▶ [What needs to be done]
Pull each line holding the word "note" from the data.

Materials provided Block Start

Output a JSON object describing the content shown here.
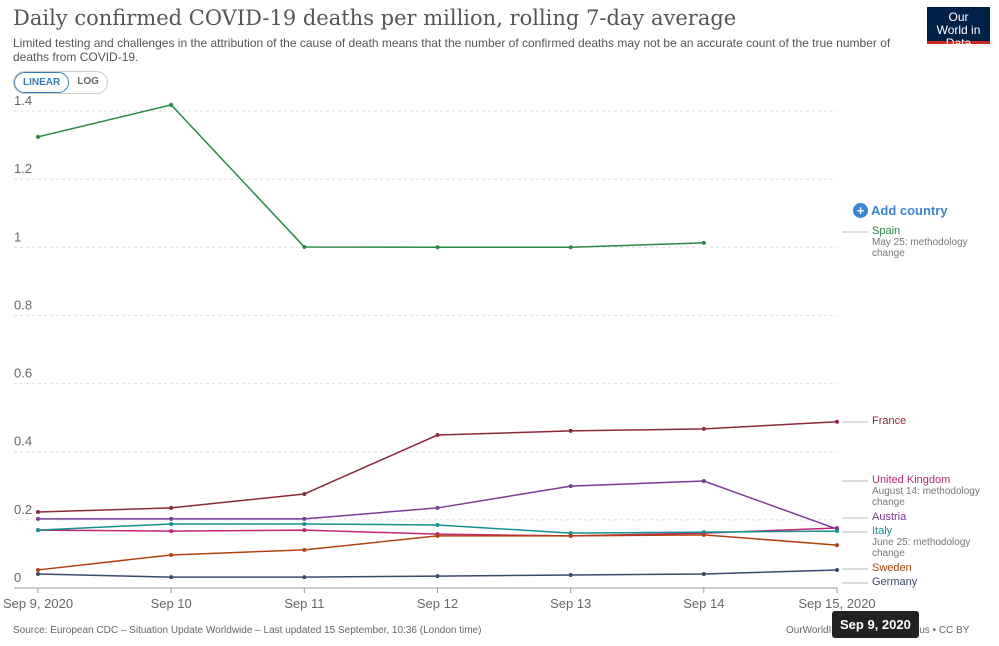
{
  "header": {
    "title": "Daily confirmed COVID-19 deaths per million, rolling 7-day average",
    "subtitle": "Limited testing and challenges in the attribution of the cause of death means that the number of confirmed deaths may not be an accurate count of the true number of deaths from COVID-19.",
    "logo": "Our World in Data",
    "buttons": [
      "LINEAR",
      "LOG"
    ],
    "add_country": "Add country"
  },
  "chart_data": {
    "type": "line",
    "categories": [
      "Sep 9, 2020",
      "Sep 10",
      "Sep 11",
      "Sep 12",
      "Sep 13",
      "Sep 14",
      "Sep 15, 2020"
    ],
    "ylim": [
      0,
      1.4
    ],
    "yticks": [
      0,
      0.2,
      0.4,
      0.6,
      0.8,
      1,
      1.2,
      1.4
    ],
    "grid": true,
    "series": [
      {
        "name": "Spain",
        "color": "#2a8a45",
        "note": "May 25: methodology change",
        "values": [
          1.324,
          1.418,
          1.001,
          1.0,
          1.0,
          1.013,
          null
        ]
      },
      {
        "name": "France",
        "color": "#8c2a3a",
        "values": [
          0.223,
          0.235,
          0.276,
          0.449,
          0.461,
          0.467,
          0.488
        ]
      },
      {
        "name": "United Kingdom",
        "color": "#c1257a",
        "note": "August 14: methodology change",
        "values": [
          0.17,
          0.167,
          0.17,
          0.158,
          0.153,
          0.161,
          0.176
        ]
      },
      {
        "name": "Austria",
        "color": "#7a3a96",
        "values": [
          0.203,
          0.203,
          0.203,
          0.235,
          0.299,
          0.314,
          0.173
        ]
      },
      {
        "name": "Italy",
        "color": "#16928e",
        "note": "June 25: methodology change",
        "values": [
          0.17,
          0.188,
          0.188,
          0.185,
          0.161,
          0.164,
          0.167
        ]
      },
      {
        "name": "Sweden",
        "color": "#b3420f",
        "values": [
          0.053,
          0.097,
          0.112,
          0.153,
          0.153,
          0.156,
          0.126
        ]
      },
      {
        "name": "Germany",
        "color": "#3a4a6a",
        "values": [
          0.041,
          0.032,
          0.032,
          0.035,
          0.038,
          0.041,
          0.053
        ]
      }
    ]
  },
  "footer": {
    "source": "Source: European CDC – Situation Update Worldwide – Last updated 15 September, 10:36 (London time)",
    "license": "OurWorldInData.org/coronavirus • CC BY",
    "tooltip": "Sep 9, 2020"
  }
}
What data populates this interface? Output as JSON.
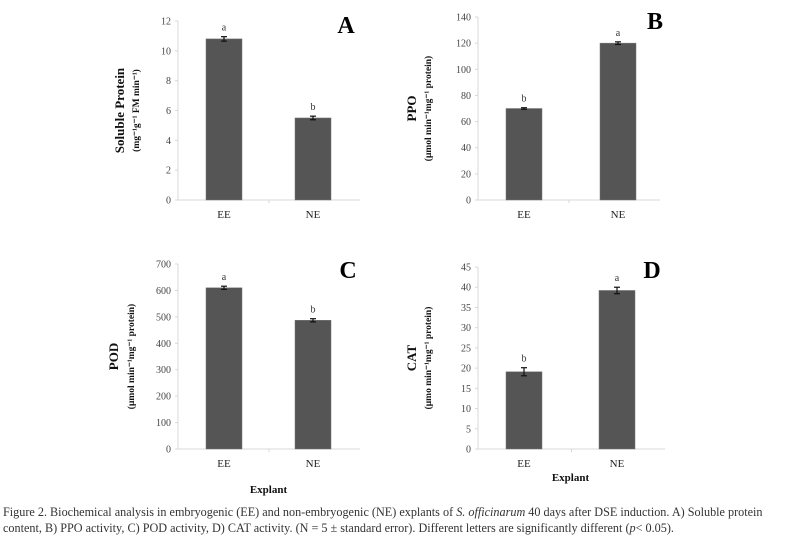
{
  "chart_data": [
    {
      "type": "bar",
      "panel": "A",
      "categories": [
        "EE",
        "NE"
      ],
      "values": [
        10.8,
        5.5
      ],
      "errors": [
        0.15,
        0.12
      ],
      "significance": [
        "a",
        "b"
      ],
      "ylabel": "Soluble Protein",
      "ylabel_unit": "(mg⁻¹g⁻¹ FM min⁻¹)",
      "xlabel": "",
      "ylim": [
        0,
        12
      ],
      "yticks": [
        0,
        2,
        4,
        6,
        8,
        10,
        12
      ],
      "bar_color": "#555555",
      "grid": false
    },
    {
      "type": "bar",
      "panel": "B",
      "categories": [
        "EE",
        "NE"
      ],
      "values": [
        70,
        120
      ],
      "errors": [
        0.6,
        1.0
      ],
      "significance": [
        "b",
        "a"
      ],
      "ylabel": "PPO",
      "ylabel_unit": "(μmol min⁻¹mg⁻¹ protein)",
      "xlabel": "",
      "ylim": [
        0,
        140
      ],
      "yticks": [
        0,
        20,
        40,
        60,
        80,
        100,
        120,
        140
      ],
      "bar_color": "#555555",
      "grid": false
    },
    {
      "type": "bar",
      "panel": "C",
      "categories": [
        "EE",
        "NE"
      ],
      "values": [
        610,
        487
      ],
      "errors": [
        6,
        6
      ],
      "significance": [
        "a",
        "b"
      ],
      "ylabel": "POD",
      "ylabel_unit": "(μmol min⁻¹mg⁻¹ protein)",
      "xlabel": "Explant",
      "ylim": [
        0,
        700
      ],
      "yticks": [
        0,
        100,
        200,
        300,
        400,
        500,
        600,
        700
      ],
      "bar_color": "#555555",
      "grid": false
    },
    {
      "type": "bar",
      "panel": "D",
      "categories": [
        "EE",
        "NE"
      ],
      "values": [
        19.1,
        39.2
      ],
      "errors": [
        1.0,
        0.8
      ],
      "significance": [
        "b",
        "a"
      ],
      "ylabel": "CAT",
      "ylabel_unit": "(μmo min⁻¹mg⁻¹ protein)",
      "xlabel": "Explant",
      "ylim": [
        0,
        45
      ],
      "yticks": [
        0,
        5,
        10,
        15,
        20,
        25,
        30,
        35,
        40,
        45
      ],
      "bar_color": "#555555",
      "grid": false
    }
  ],
  "caption": {
    "part1": "Figure 2. Biochemical analysis in embryogenic (EE) and non-embryogenic (NE) explants of ",
    "species": "S. officinarum",
    "part2": " 40 days after DSE induction. A) Soluble protein content, B) PPO activity, C) POD activity, D) CAT activity. (N = 5 ± standard error). Different letters are significantly different (",
    "p": "p",
    "part3": "< 0.05)."
  }
}
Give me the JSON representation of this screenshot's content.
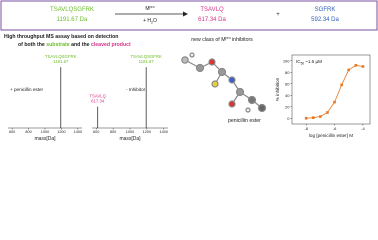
{
  "reaction": {
    "substrate": {
      "name": "TSAVLQSGFRK",
      "mass": "1191.67 Da"
    },
    "enzyme": [
      "M",
      "pro"
    ],
    "water": [
      "+ H",
      "2",
      "O"
    ],
    "product_1": {
      "name": "TSAVLQ",
      "mass": "617.34 Da"
    },
    "plus": "+",
    "product_2": {
      "name": "SGFRK",
      "mass": "592.34 Da"
    }
  },
  "assay_title": {
    "line_1": "High throughput MS assay based on detection",
    "line_2": [
      "of both the",
      "substrate",
      "and the",
      "cleaved product"
    ]
  },
  "inhibitors_title": [
    "new class of M",
    "pro",
    "inhibitors"
  ],
  "molecule_label": "penicillin  ester",
  "chart_data": [
    {
      "type": "spectrum",
      "annotation": "+ penicillin ester",
      "x": [
        1191.67
      ],
      "values": [
        100
      ],
      "peak_labels": [
        "TSAVLQSGFRK"
      ],
      "peak_colors": [
        "#6cbd2a"
      ],
      "xlim": [
        550,
        1450
      ],
      "xticks": [
        600,
        800,
        1000,
        1200,
        1400
      ],
      "ylim": [
        0,
        115
      ],
      "xlabel": "mass[Da]",
      "color": "#333333"
    },
    {
      "type": "spectrum",
      "annotation": "- Inhibitor",
      "x": [
        617.34,
        1191.67
      ],
      "values": [
        35,
        100
      ],
      "peak_labels": [
        "TSAVLQ",
        "TSAVLQSGFRK"
      ],
      "peak_colors": [
        "#d6338a",
        "#6cbd2a"
      ],
      "xlim": [
        550,
        1450
      ],
      "xticks": [
        600,
        800,
        1000,
        1200,
        1400
      ],
      "ylim": [
        0,
        115
      ],
      "xlabel": "mass[Da]",
      "color": "#333333"
    },
    {
      "type": "scatter",
      "annotation": [
        "IC",
        "50",
        "~1.6 µM"
      ],
      "x": [
        -8,
        -7.5,
        -7,
        -6.5,
        -6,
        -5.5,
        -5,
        -4.5,
        -4
      ],
      "values": [
        0,
        1,
        3,
        10,
        28,
        58,
        84,
        92,
        90
      ],
      "xlim": [
        -9,
        -3.5
      ],
      "xticks": [
        -8,
        -6,
        -4
      ],
      "ylim": [
        -10,
        110
      ],
      "yticks": [
        0,
        20,
        40,
        60,
        80,
        100
      ],
      "xlabel": "log [penicillin ester] M",
      "ylabel": "% inhibition",
      "color": "#e87722"
    }
  ]
}
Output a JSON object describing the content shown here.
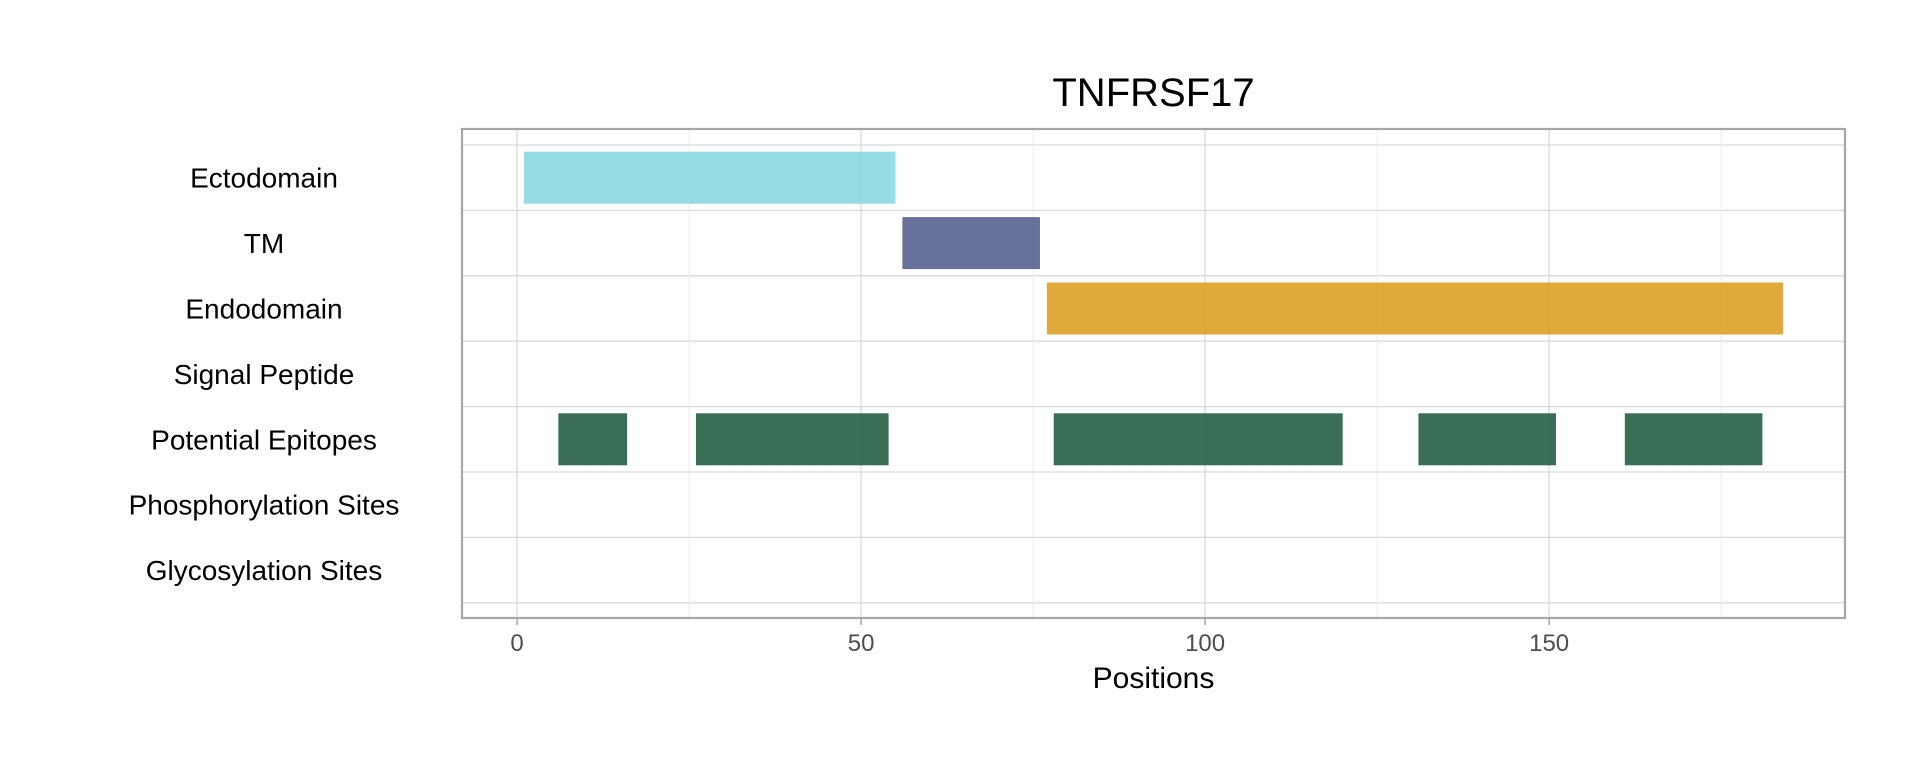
{
  "chart_data": {
    "type": "bar",
    "orientation": "horizontal-ranges",
    "title": "TNFRSF17",
    "xlabel": "Positions",
    "ylabel": "",
    "xlim": [
      -8,
      193
    ],
    "xticks": [
      0,
      50,
      100,
      150
    ],
    "grid": true,
    "legend": "none",
    "categories": [
      "Ectodomain",
      "TM",
      "Endodomain",
      "Signal Peptide",
      "Potential Epitopes",
      "Phosphorylation Sites",
      "Glycosylation Sites"
    ],
    "segments": [
      {
        "category": "Ectodomain",
        "start": 1,
        "end": 55,
        "color": "#8dd9e3"
      },
      {
        "category": "TM",
        "start": 56,
        "end": 76,
        "color": "#5b6590"
      },
      {
        "category": "Endodomain",
        "start": 77,
        "end": 184,
        "color": "#dca22a"
      },
      {
        "category": "Potential Epitopes",
        "start": 6,
        "end": 16,
        "color": "#2a6248"
      },
      {
        "category": "Potential Epitopes",
        "start": 26,
        "end": 54,
        "color": "#2a6248"
      },
      {
        "category": "Potential Epitopes",
        "start": 78,
        "end": 120,
        "color": "#2a6248"
      },
      {
        "category": "Potential Epitopes",
        "start": 131,
        "end": 151,
        "color": "#2a6248"
      },
      {
        "category": "Potential Epitopes",
        "start": 161,
        "end": 181,
        "color": "#2a6248"
      }
    ]
  }
}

Materials provided Block End

▶ [Response box]
        "note": "May 25: methodology change",
        "note": "August 14: methodology change",
        "note": "June 25: methodology change",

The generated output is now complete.